◆ Work instructions:
The entries below should be output exactly as written.

**** Entries shown ****

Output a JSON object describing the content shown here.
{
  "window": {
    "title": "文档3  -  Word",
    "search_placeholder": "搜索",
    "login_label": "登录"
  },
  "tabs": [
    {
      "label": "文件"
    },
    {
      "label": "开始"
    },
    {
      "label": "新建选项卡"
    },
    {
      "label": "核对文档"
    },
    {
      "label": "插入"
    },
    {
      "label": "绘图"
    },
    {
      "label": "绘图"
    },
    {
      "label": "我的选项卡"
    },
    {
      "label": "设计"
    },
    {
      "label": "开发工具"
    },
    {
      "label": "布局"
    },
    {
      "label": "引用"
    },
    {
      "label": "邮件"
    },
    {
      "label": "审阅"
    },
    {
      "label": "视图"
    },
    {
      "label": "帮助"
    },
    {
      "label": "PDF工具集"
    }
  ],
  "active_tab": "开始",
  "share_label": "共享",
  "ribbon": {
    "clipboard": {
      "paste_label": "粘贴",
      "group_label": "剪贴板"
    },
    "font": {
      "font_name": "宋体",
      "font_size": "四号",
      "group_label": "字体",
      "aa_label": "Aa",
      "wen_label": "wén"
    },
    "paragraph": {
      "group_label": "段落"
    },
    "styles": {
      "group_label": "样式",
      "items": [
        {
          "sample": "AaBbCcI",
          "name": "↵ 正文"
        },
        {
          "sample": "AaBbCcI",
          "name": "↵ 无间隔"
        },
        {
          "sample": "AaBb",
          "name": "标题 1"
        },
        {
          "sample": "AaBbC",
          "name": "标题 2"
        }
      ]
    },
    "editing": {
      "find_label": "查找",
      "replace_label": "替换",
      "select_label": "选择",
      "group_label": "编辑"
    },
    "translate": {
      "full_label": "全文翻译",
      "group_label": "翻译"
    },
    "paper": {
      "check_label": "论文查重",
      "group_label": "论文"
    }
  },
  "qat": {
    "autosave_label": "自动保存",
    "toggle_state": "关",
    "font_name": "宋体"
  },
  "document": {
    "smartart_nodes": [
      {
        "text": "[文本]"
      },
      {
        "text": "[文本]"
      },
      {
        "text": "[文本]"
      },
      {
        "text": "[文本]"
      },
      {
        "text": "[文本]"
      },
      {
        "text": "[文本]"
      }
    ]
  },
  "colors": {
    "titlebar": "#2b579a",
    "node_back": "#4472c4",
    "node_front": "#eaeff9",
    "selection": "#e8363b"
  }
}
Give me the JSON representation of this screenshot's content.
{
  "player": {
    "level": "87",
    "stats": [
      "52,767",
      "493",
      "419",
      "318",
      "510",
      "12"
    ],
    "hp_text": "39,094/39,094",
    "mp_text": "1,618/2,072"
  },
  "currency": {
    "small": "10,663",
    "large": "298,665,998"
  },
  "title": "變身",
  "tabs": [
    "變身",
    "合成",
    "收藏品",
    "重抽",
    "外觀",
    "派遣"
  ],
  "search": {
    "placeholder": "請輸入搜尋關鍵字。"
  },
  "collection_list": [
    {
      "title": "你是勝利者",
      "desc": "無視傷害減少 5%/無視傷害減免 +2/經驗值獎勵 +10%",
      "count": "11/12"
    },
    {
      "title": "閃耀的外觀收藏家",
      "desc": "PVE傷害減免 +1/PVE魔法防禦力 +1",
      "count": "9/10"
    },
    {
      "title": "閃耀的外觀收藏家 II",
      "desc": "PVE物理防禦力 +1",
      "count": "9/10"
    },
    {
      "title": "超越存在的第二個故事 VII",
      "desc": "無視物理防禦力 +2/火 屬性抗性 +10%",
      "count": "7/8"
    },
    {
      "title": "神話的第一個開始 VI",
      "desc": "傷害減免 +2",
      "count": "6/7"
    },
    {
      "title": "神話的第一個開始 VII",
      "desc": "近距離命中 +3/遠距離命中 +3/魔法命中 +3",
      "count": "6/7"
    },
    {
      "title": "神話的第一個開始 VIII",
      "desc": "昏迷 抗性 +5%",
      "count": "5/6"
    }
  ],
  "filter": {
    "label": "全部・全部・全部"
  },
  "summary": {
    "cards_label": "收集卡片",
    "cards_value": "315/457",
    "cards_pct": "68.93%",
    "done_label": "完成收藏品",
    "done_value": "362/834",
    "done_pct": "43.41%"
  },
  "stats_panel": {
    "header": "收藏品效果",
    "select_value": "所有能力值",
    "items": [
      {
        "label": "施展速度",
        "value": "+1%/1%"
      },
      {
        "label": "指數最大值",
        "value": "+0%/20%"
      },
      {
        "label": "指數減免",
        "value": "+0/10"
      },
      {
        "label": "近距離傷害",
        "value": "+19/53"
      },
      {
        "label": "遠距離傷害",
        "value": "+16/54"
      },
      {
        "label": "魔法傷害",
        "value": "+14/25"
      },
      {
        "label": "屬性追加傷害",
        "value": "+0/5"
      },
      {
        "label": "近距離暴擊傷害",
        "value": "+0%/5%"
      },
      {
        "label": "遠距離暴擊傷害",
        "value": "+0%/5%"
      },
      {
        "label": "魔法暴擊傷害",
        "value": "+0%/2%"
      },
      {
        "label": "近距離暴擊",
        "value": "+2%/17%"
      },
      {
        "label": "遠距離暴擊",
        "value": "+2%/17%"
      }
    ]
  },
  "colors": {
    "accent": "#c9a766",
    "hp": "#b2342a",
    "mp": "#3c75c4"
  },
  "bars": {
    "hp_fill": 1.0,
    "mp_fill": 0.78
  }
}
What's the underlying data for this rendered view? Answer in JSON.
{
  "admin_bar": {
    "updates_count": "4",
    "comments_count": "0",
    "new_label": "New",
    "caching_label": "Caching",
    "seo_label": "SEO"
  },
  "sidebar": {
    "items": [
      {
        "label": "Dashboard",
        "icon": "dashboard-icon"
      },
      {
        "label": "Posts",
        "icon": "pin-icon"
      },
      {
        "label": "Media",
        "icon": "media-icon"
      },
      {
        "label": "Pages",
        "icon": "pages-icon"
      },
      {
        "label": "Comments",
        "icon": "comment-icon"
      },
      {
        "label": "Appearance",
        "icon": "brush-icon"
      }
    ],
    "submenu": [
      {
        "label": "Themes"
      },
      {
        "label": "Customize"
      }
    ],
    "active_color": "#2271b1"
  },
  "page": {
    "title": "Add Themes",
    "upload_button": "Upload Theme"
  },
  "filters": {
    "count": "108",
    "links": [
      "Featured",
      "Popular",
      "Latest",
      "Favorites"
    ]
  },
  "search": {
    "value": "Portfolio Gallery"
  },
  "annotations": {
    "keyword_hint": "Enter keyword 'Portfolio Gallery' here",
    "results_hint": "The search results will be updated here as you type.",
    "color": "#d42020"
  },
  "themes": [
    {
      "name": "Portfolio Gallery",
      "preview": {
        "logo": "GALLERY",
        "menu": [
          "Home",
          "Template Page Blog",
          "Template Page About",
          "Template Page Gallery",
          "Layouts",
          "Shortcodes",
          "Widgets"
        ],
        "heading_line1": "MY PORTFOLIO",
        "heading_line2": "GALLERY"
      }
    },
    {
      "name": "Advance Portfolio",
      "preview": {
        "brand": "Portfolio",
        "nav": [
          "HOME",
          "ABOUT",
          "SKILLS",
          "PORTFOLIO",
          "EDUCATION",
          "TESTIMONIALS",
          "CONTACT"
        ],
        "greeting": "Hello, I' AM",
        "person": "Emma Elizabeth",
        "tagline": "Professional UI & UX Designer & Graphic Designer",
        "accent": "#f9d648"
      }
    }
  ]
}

****

◆ Result for this task:
Output a JSON object describing the content shown here.
{
  "window": {
    "title": "文档3  -  Word",
    "search_placeholder": "搜索",
    "login_label": "登录"
  },
  "tabs": [
    {
      "label": "文件"
    },
    {
      "label": "开始"
    },
    {
      "label": "新建选项卡"
    },
    {
      "label": "核对文档"
    },
    {
      "label": "插入"
    },
    {
      "label": "绘图"
    },
    {
      "label": "绘图"
    },
    {
      "label": "我的选项卡"
    },
    {
      "label": "设计"
    },
    {
      "label": "开发工具"
    },
    {
      "label": "布局"
    },
    {
      "label": "引用"
    },
    {
      "label": "邮件"
    },
    {
      "label": "审阅"
    },
    {
      "label": "视图"
    },
    {
      "label": "帮助"
    },
    {
      "label": "PDF工具集"
    }
  ],
  "active_tab": "开始",
  "share_label": "共享",
  "ribbon": {
    "clipboard": {
      "paste_label": "粘贴",
      "group_label": "剪贴板"
    },
    "font": {
      "font_name": "宋体",
      "font_size": "四号",
      "group_label": "字体",
      "aa_label": "Aa",
      "wen_label": "wén"
    },
    "paragraph": {
      "group_label": "段落"
    },
    "styles": {
      "group_label": "样式",
      "items": [
        {
          "sample": "AaBbCcI",
          "name": "↵ 正文"
        },
        {
          "sample": "AaBbCcI",
          "name": "↵ 无间隔"
        },
        {
          "sample": "AaBb",
          "name": "标题 1"
        },
        {
          "sample": "AaBbC",
          "name": "标题 2"
        }
      ]
    },
    "editing": {
      "find_label": "查找",
      "replace_label": "替换",
      "select_label": "选择",
      "group_label": "编辑"
    },
    "translate": {
      "full_label": "全文翻译",
      "group_label": "翻译"
    },
    "paper": {
      "check_label": "论文查重",
      "group_label": "论文"
    }
  },
  "qat": {
    "autosave_label": "自动保存",
    "toggle_state": "关",
    "font_name": "宋体"
  },
  "document": {
    "smartart_nodes": [
      {
        "text": "[文本]"
      },
      {
        "text": "[文本]"
      },
      {
        "text": "[文本]"
      },
      {
        "text": "[文本]"
      },
      {
        "text": "[文本]"
      },
      {
        "text": "[文本]"
      }
    ]
  },
  "colors": {
    "titlebar": "#2b579a",
    "node_back": "#4472c4",
    "node_front": "#eaeff9",
    "selection": "#e8363b"
  }
}
Give me the JSON representation of this screenshot's content.
{
  "player": {
    "level": "87",
    "stats": [
      "52,767",
      "493",
      "419",
      "318",
      "510",
      "12"
    ],
    "hp_text": "39,094/39,094",
    "mp_text": "1,618/2,072"
  },
  "currency": {
    "small": "10,663",
    "large": "298,665,998"
  },
  "title": "變身",
  "tabs": [
    "變身",
    "合成",
    "收藏品",
    "重抽",
    "外觀",
    "派遣"
  ],
  "search": {
    "placeholder": "請輸入搜尋關鍵字。"
  },
  "collection_list": [
    {
      "title": "你是勝利者",
      "desc": "無視傷害減少 5%/無視傷害減免 +2/經驗值獎勵 +10%",
      "count": "11/12"
    },
    {
      "title": "閃耀的外觀收藏家",
      "desc": "PVE傷害減免 +1/PVE魔法防禦力 +1",
      "count": "9/10"
    },
    {
      "title": "閃耀的外觀收藏家 II",
      "desc": "PVE物理防禦力 +1",
      "count": "9/10"
    },
    {
      "title": "超越存在的第二個故事 VII",
      "desc": "無視物理防禦力 +2/火 屬性抗性 +10%",
      "count": "7/8"
    },
    {
      "title": "神話的第一個開始 VI",
      "desc": "傷害減免 +2",
      "count": "6/7"
    },
    {
      "title": "神話的第一個開始 VII",
      "desc": "近距離命中 +3/遠距離命中 +3/魔法命中 +3",
      "count": "6/7"
    },
    {
      "title": "神話的第一個開始 VIII",
      "desc": "昏迷 抗性 +5%",
      "count": "5/6"
    }
  ],
  "filter": {
    "label": "全部・全部・全部"
  },
  "summary": {
    "cards_label": "收集卡片",
    "cards_value": "315/457",
    "cards_pct": "68.93%",
    "done_label": "完成收藏品",
    "done_value": "362/834",
    "done_pct": "43.41%"
  },
  "stats_panel": {
    "header": "收藏品效果",
    "select_value": "所有能力值",
    "items": [
      {
        "label": "施展速度",
        "value": "+1%/1%"
      },
      {
        "label": "指數最大值",
        "value": "+0%/20%"
      },
      {
        "label": "指數減免",
        "value": "+0/10"
      },
      {
        "label": "近距離傷害",
        "value": "+19/53"
      },
      {
        "label": "遠距離傷害",
        "value": "+16/54"
      },
      {
        "label": "魔法傷害",
        "value": "+14/25"
      },
      {
        "label": "屬性追加傷害",
        "value": "+0/5"
      },
      {
        "label": "近距離暴擊傷害",
        "value": "+0%/5%"
      },
      {
        "label": "遠距離暴擊傷害",
        "value": "+0%/5%"
      },
      {
        "label": "魔法暴擊傷害",
        "value": "+0%/2%"
      },
      {
        "label": "近距離暴擊",
        "value": "+2%/17%"
      },
      {
        "label": "遠距離暴擊",
        "value": "+2%/17%"
      }
    ]
  },
  "colors": {
    "accent": "#c9a766",
    "hp": "#b2342a",
    "mp": "#3c75c4"
  },
  "bars": {
    "hp_fill": 1.0,
    "mp_fill": 0.78
  }
}
What's the underlying data for this rendered view? Answer in JSON.
{
  "admin_bar": {
    "updates_count": "4",
    "comments_count": "0",
    "new_label": "New",
    "caching_label": "Caching",
    "seo_label": "SEO"
  },
  "sidebar": {
    "items": [
      {
        "label": "Dashboard",
        "icon": "dashboard-icon"
      },
      {
        "label": "Posts",
        "icon": "pin-icon"
      },
      {
        "label": "Media",
        "icon": "media-icon"
      },
      {
        "label": "Pages",
        "icon": "pages-icon"
      },
      {
        "label": "Comments",
        "icon": "comment-icon"
      },
      {
        "label": "Appearance",
        "icon": "brush-icon"
      }
    ],
    "submenu": [
      {
        "label": "Themes"
      },
      {
        "label": "Customize"
      }
    ],
    "active_color": "#2271b1"
  },
  "page": {
    "title": "Add Themes",
    "upload_button": "Upload Theme"
  },
  "filters": {
    "count": "108",
    "links": [
      "Featured",
      "Popular",
      "Latest",
      "Favorites"
    ]
  },
  "search": {
    "value": "Portfolio Gallery"
  },
  "annotations": {
    "keyword_hint": "Enter keyword 'Portfolio Gallery' here",
    "results_hint": "The search results will be updated here as you type.",
    "color": "#d42020"
  },
  "themes": [
    {
      "name": "Portfolio Gallery",
      "preview": {
        "logo": "GALLERY",
        "menu": [
          "Home",
          "Template Page Blog",
          "Template Page About",
          "Template Page Gallery",
          "Layouts",
          "Shortcodes",
          "Widgets"
        ],
        "heading_line1": "MY PORTFOLIO",
        "heading_line2": "GALLERY"
      }
    },
    {
      "name": "Advance Portfolio",
      "preview": {
        "brand": "Portfolio",
        "nav": [
          "HOME",
          "ABOUT",
          "SKILLS",
          "PORTFOLIO",
          "EDUCATION",
          "TESTIMONIALS",
          "CONTACT"
        ],
        "greeting": "Hello, I' AM",
        "person": "Emma Elizabeth",
        "tagline": "Professional UI & UX Designer & Graphic Designer",
        "accent": "#f9d648"
      }
    }
  ]
}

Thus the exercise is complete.